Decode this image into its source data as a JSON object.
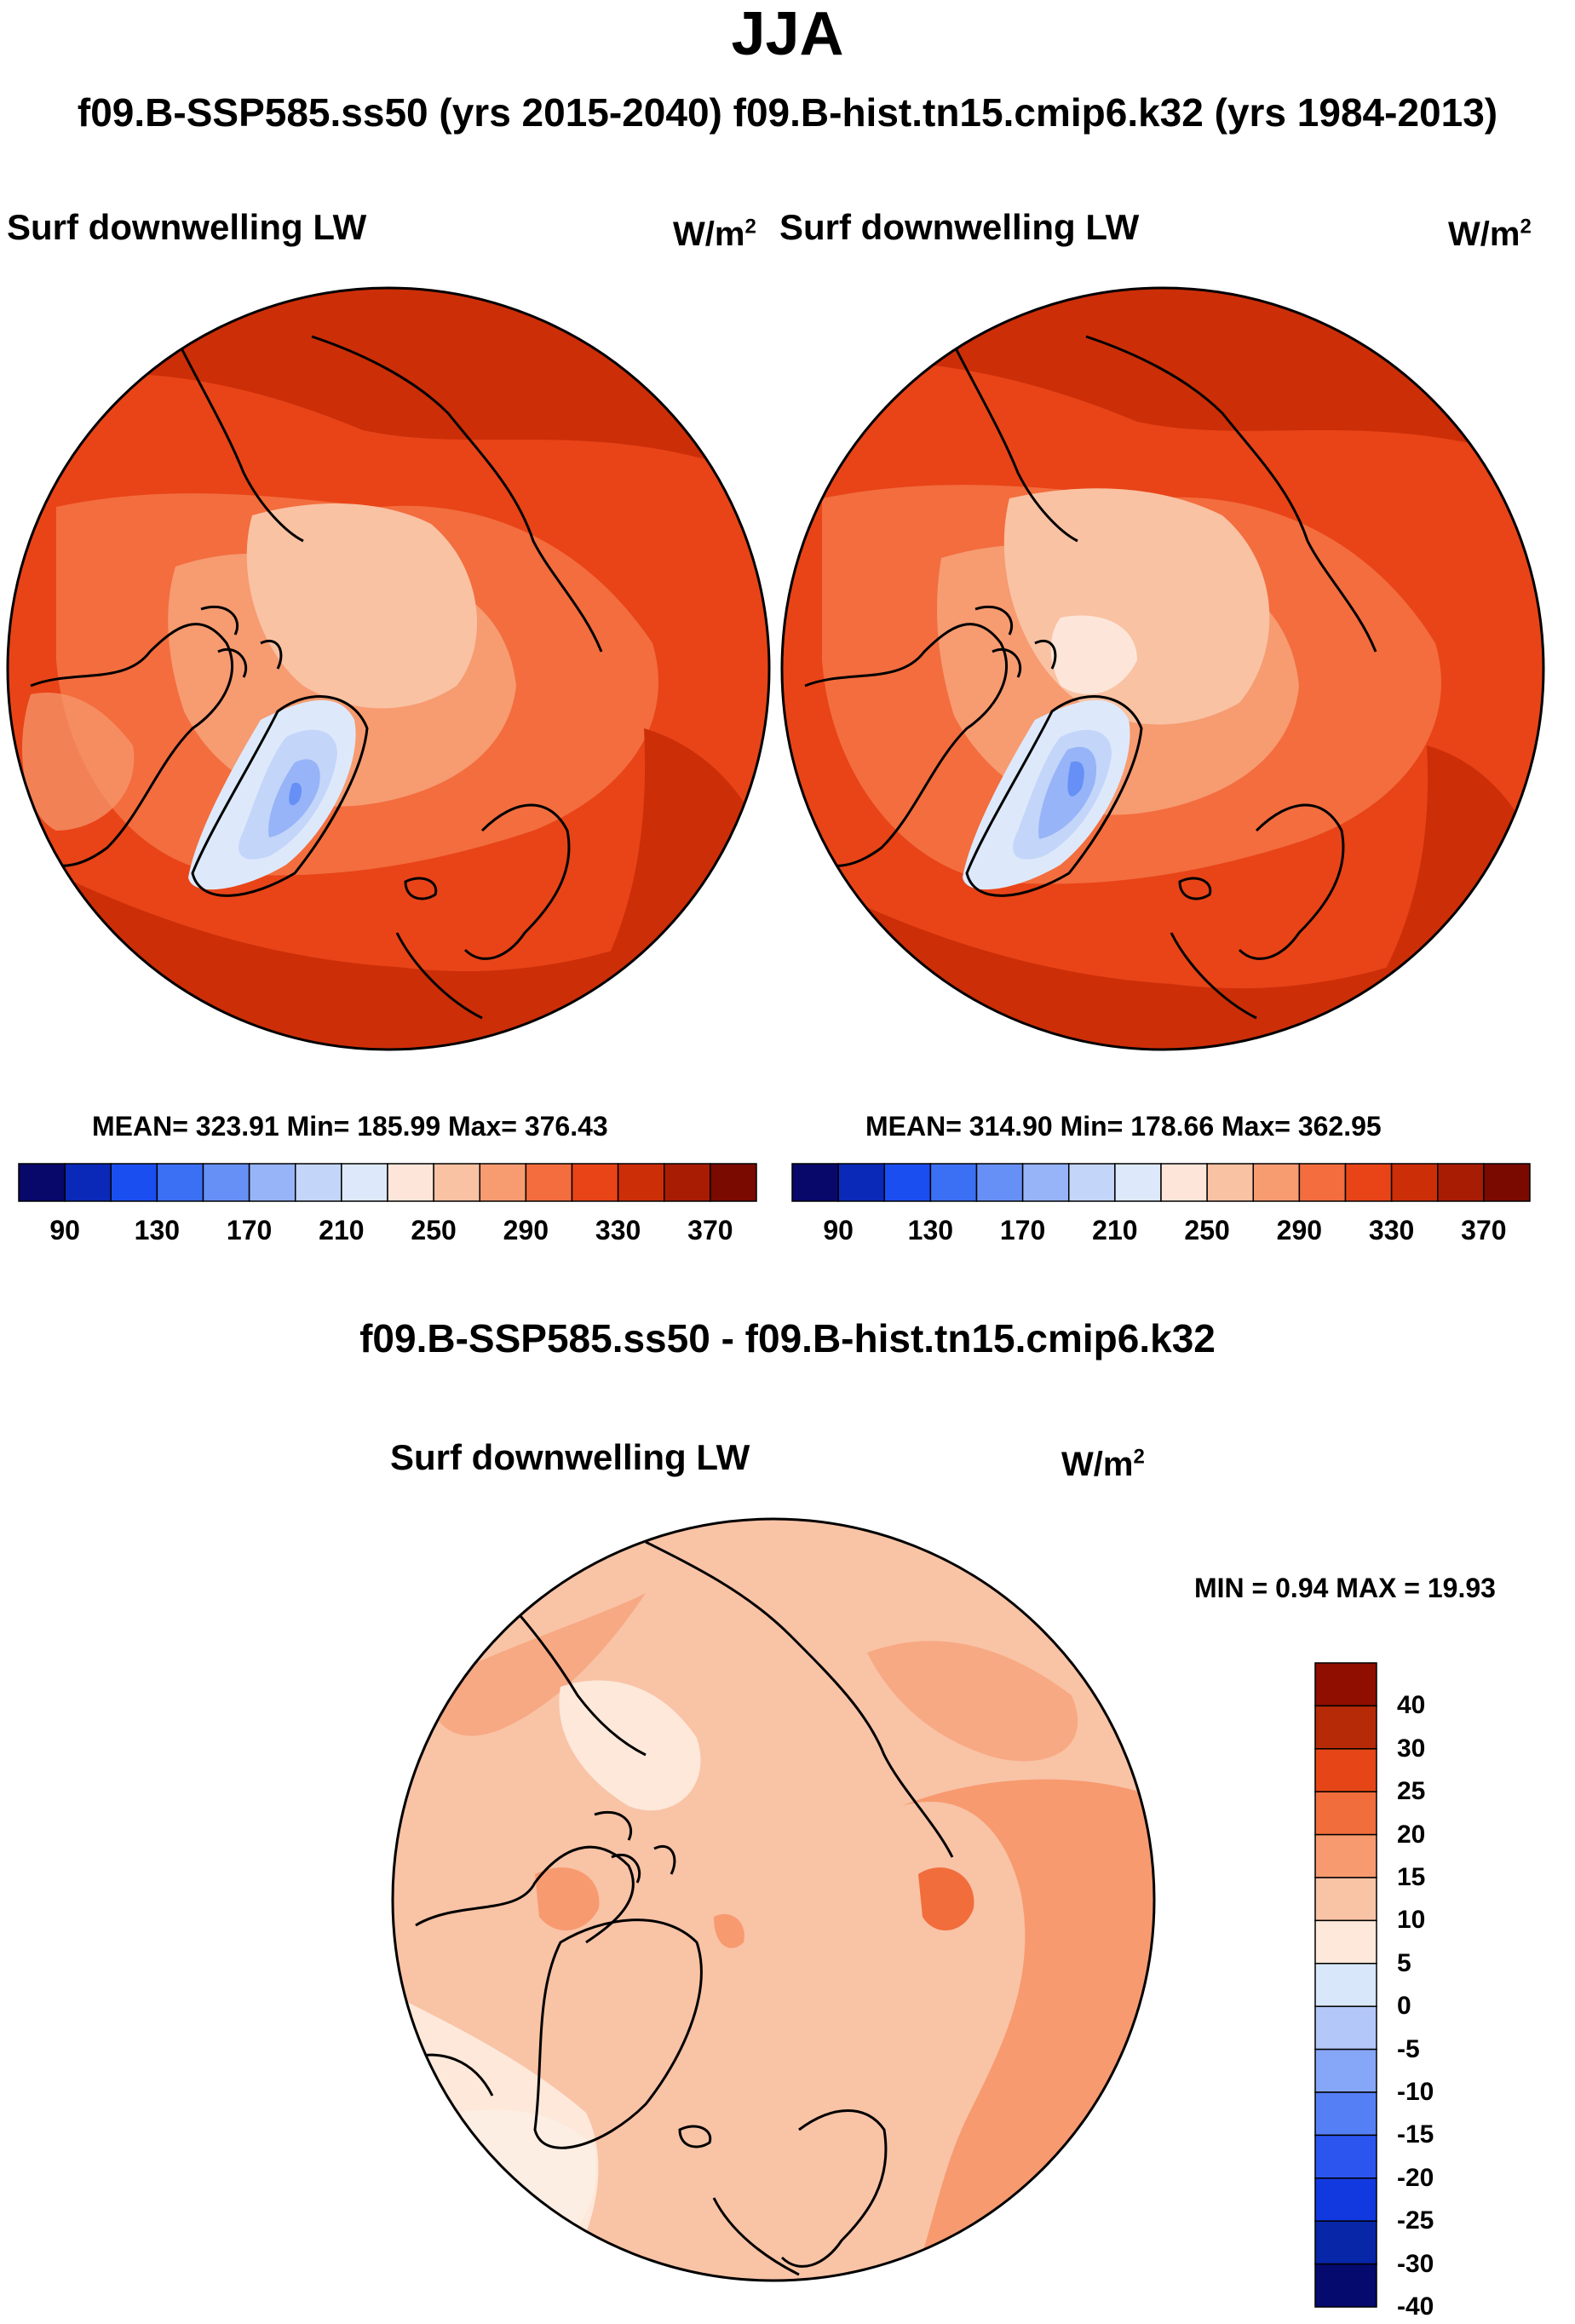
{
  "title": "JJA",
  "subtitle": "f09.B-SSP585.ss50 (yrs 2015-2040)  f09.B-hist.tn15.cmip6.k32 (yrs 1984-2013)",
  "colors": {
    "abs_scale": [
      "#08086b",
      "#0a29b8",
      "#1a4ef0",
      "#3b70f5",
      "#6690f5",
      "#96b4f7",
      "#c3d5f9",
      "#dde9fb",
      "#fde6d9",
      "#f9c2a3",
      "#f79b71",
      "#f36d3e",
      "#e84418",
      "#cc2e08",
      "#a81c04",
      "#7a0a00"
    ],
    "diff_scale": [
      "#050a6e",
      "#0826a8",
      "#1238e0",
      "#2c55f0",
      "#5580f5",
      "#86a6f7",
      "#b3c7f8",
      "#d8e7fa",
      "#fde8da",
      "#f9c3a6",
      "#f79a70",
      "#f16d3c",
      "#e64617",
      "#b72a07",
      "#8f0e00"
    ]
  },
  "panels": [
    {
      "id": "scenario",
      "var_label": "Surf downwelling LW",
      "unit_base": "W/m",
      "unit_exp": "2",
      "stats": "MEAN= 323.91  Min= 185.99  Max= 376.43",
      "colorbar_ticks": [
        "90",
        "130",
        "170",
        "210",
        "250",
        "290",
        "330",
        "370"
      ]
    },
    {
      "id": "historical",
      "var_label": "Surf downwelling LW",
      "unit_base": "W/m",
      "unit_exp": "2",
      "stats": "MEAN= 314.90  Min= 178.66  Max= 362.95",
      "colorbar_ticks": [
        "90",
        "130",
        "170",
        "210",
        "250",
        "290",
        "330",
        "370"
      ]
    }
  ],
  "difference": {
    "title": "f09.B-SSP585.ss50 - f09.B-hist.tn15.cmip6.k32",
    "var_label": "Surf downwelling LW",
    "unit_base": "W/m",
    "unit_exp": "2",
    "stats": "MIN =   0.94 MAX =  19.93",
    "colorbar_ticks": [
      "40",
      "30",
      "25",
      "20",
      "15",
      "10",
      "5",
      "0",
      "-5",
      "-10",
      "-15",
      "-20",
      "-25",
      "-30",
      "-40"
    ]
  }
}
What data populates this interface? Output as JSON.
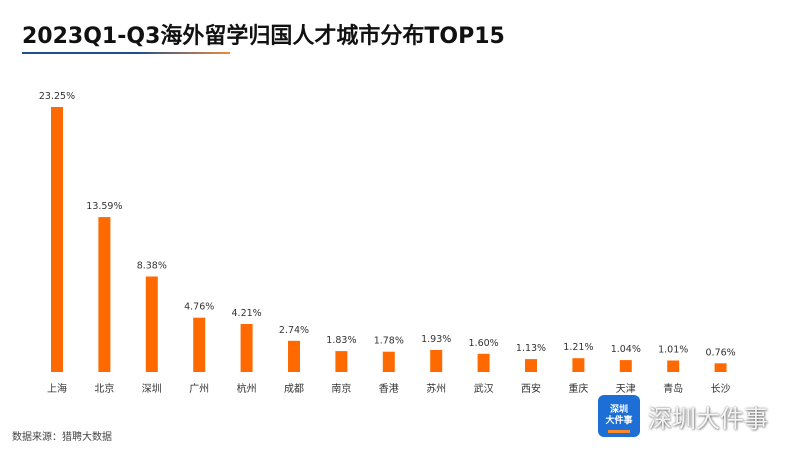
{
  "title": "2023Q1-Q3海外留学归国人才城市分布TOP15",
  "source": "数据来源：猎聘大数据",
  "watermark": {
    "logo_line1": "深圳",
    "logo_line2": "大件事",
    "text": "深圳大件事"
  },
  "colors": {
    "bar": "#ff6a00",
    "title_rule_start": "#1f4f8f",
    "title_rule_end": "#f08a3c"
  },
  "chart_data": {
    "type": "bar",
    "title": "2023Q1-Q3海外留学归国人才城市分布TOP15",
    "xlabel": "",
    "ylabel": "",
    "ylim": [
      0,
      25
    ],
    "grid": false,
    "legend": "none",
    "categories": [
      "上海",
      "北京",
      "深圳",
      "广州",
      "杭州",
      "成都",
      "南京",
      "香港",
      "苏州",
      "武汉",
      "西安",
      "重庆",
      "天津",
      "青岛",
      "长沙"
    ],
    "values": [
      23.25,
      13.59,
      8.38,
      4.76,
      4.21,
      2.74,
      1.83,
      1.78,
      1.93,
      1.6,
      1.13,
      1.21,
      1.04,
      1.01,
      0.76
    ],
    "value_labels": [
      "23.25%",
      "13.59%",
      "8.38%",
      "4.76%",
      "4.21%",
      "2.74%",
      "1.83%",
      "1.78%",
      "1.93%",
      "1.60%",
      "1.13%",
      "1.21%",
      "1.04%",
      "1.01%",
      "0.76%"
    ]
  }
}
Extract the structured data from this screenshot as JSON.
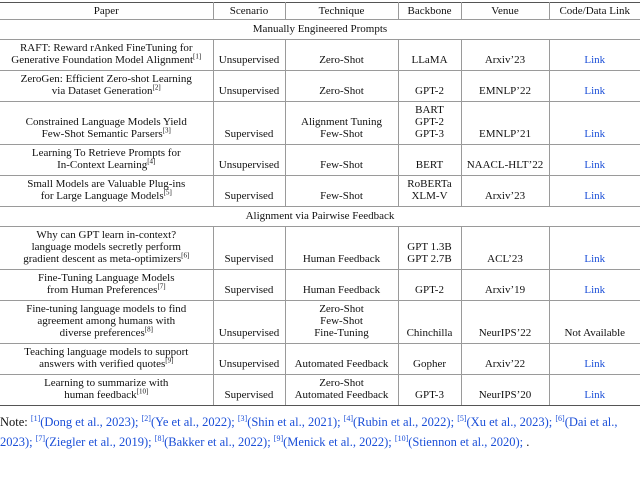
{
  "header": [
    "Paper",
    "Scenario",
    "Technique",
    "Backbone",
    "Venue",
    "Code/Data Link"
  ],
  "sections": [
    {
      "title": "Manually Engineered Prompts",
      "rows": [
        {
          "paper": [
            "RAFT: Reward rAnked FineTuning for",
            "Generative Foundation Model Alignment"
          ],
          "ref": "[1]",
          "scenario": "Unsupervised",
          "technique": [
            "Zero-Shot"
          ],
          "backbone": [
            "LLaMA"
          ],
          "venue": "Arxiv’23",
          "link": "Link"
        },
        {
          "paper": [
            "ZeroGen: Efficient Zero-shot Learning",
            "via Dataset Generation"
          ],
          "ref": "[2]",
          "scenario": "Unsupervised",
          "technique": [
            "Zero-Shot"
          ],
          "backbone": [
            "GPT-2"
          ],
          "venue": "EMNLP’22",
          "link": "Link"
        },
        {
          "paper": [
            "Constrained Language Models Yield",
            "Few-Shot Semantic Parsers"
          ],
          "ref": "[3]",
          "scenario": "Supervised",
          "technique": [
            "Alignment Tuning",
            "Few-Shot"
          ],
          "backbone": [
            "BART",
            "GPT-2",
            "GPT-3"
          ],
          "venue": "EMNLP’21",
          "link": "Link"
        },
        {
          "paper": [
            "Learning To Retrieve Prompts for",
            "In-Context Learning"
          ],
          "ref": "[4]",
          "scenario": "Unsupervised",
          "technique": [
            "Few-Shot"
          ],
          "backbone": [
            "BERT"
          ],
          "venue": "NAACL-HLT’22",
          "link": "Link"
        },
        {
          "paper": [
            "Small Models are Valuable Plug-ins",
            "for Large Language Models"
          ],
          "ref": "[5]",
          "scenario": "Supervised",
          "technique": [
            "Few-Shot"
          ],
          "backbone": [
            "RoBERTa",
            "XLM-V"
          ],
          "venue": "Arxiv’23",
          "link": "Link"
        }
      ]
    },
    {
      "title": "Alignment via Pairwise Feedback",
      "rows": [
        {
          "paper": [
            "Why can GPT learn in-context?",
            "language models secretly perform",
            "gradient descent as meta-optimizers"
          ],
          "ref": "[6]",
          "scenario": "Supervised",
          "technique": [
            "Human Feedback"
          ],
          "backbone": [
            "GPT 1.3B",
            "GPT 2.7B"
          ],
          "venue": "ACL’23",
          "link": "Link"
        },
        {
          "paper": [
            "Fine-Tuning Language Models",
            "from Human Preferences"
          ],
          "ref": "[7]",
          "scenario": "Supervised",
          "technique": [
            "Human Feedback"
          ],
          "backbone": [
            "GPT-2"
          ],
          "venue": "Arxiv’19",
          "link": "Link"
        },
        {
          "paper": [
            "Fine-tuning language models to find",
            "agreement among humans with",
            "diverse preferences"
          ],
          "ref": "[8]",
          "scenario": "Unsupervised",
          "technique": [
            "Zero-Shot",
            "Few-Shot",
            "Fine-Tuning"
          ],
          "backbone": [
            "Chinchilla"
          ],
          "venue": "NeurIPS’22",
          "link": "Not Available"
        },
        {
          "paper": [
            "Teaching language models to support",
            "answers with verified quotes"
          ],
          "ref": "[9]",
          "scenario": "Unsupervised",
          "technique": [
            "Automated Feedback"
          ],
          "backbone": [
            "Gopher"
          ],
          "venue": "Arxiv’22",
          "link": "Link"
        },
        {
          "paper": [
            "Learning to summarize with",
            "human feedback"
          ],
          "ref": "[10]",
          "scenario": "Supervised",
          "technique": [
            "Zero-Shot",
            "Automated Feedback"
          ],
          "backbone": [
            "GPT-3"
          ],
          "venue": "NeurIPS’20",
          "link": "Link"
        }
      ]
    }
  ],
  "note": {
    "label": "Note:",
    "citations": [
      {
        "ref": "[1]",
        "text": "(Dong et al., 2023);"
      },
      {
        "ref": "[2]",
        "text": "(Ye et al., 2022);"
      },
      {
        "ref": "[3]",
        "text": "(Shin et al., 2021);"
      },
      {
        "ref": "[4]",
        "text": "(Rubin et al., 2022);"
      },
      {
        "ref": "[5]",
        "text": "(Xu et al., 2023);"
      },
      {
        "ref": "[6]",
        "text": "(Dai et al., 2023);"
      },
      {
        "ref": "[7]",
        "text": "(Ziegler et al., 2019);"
      },
      {
        "ref": "[8]",
        "text": "(Bakker et al., 2022);"
      },
      {
        "ref": "[9]",
        "text": "(Menick et al., 2022);"
      },
      {
        "ref": "[10]",
        "text": "(Stiennon et al., 2020);"
      }
    ],
    "end": "."
  }
}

### Written exercise
Find the lines above that contain the word "from" and collect them.

### Task solution
Extract the structured data from this screenshot as JSON.
            "from Human Preferences"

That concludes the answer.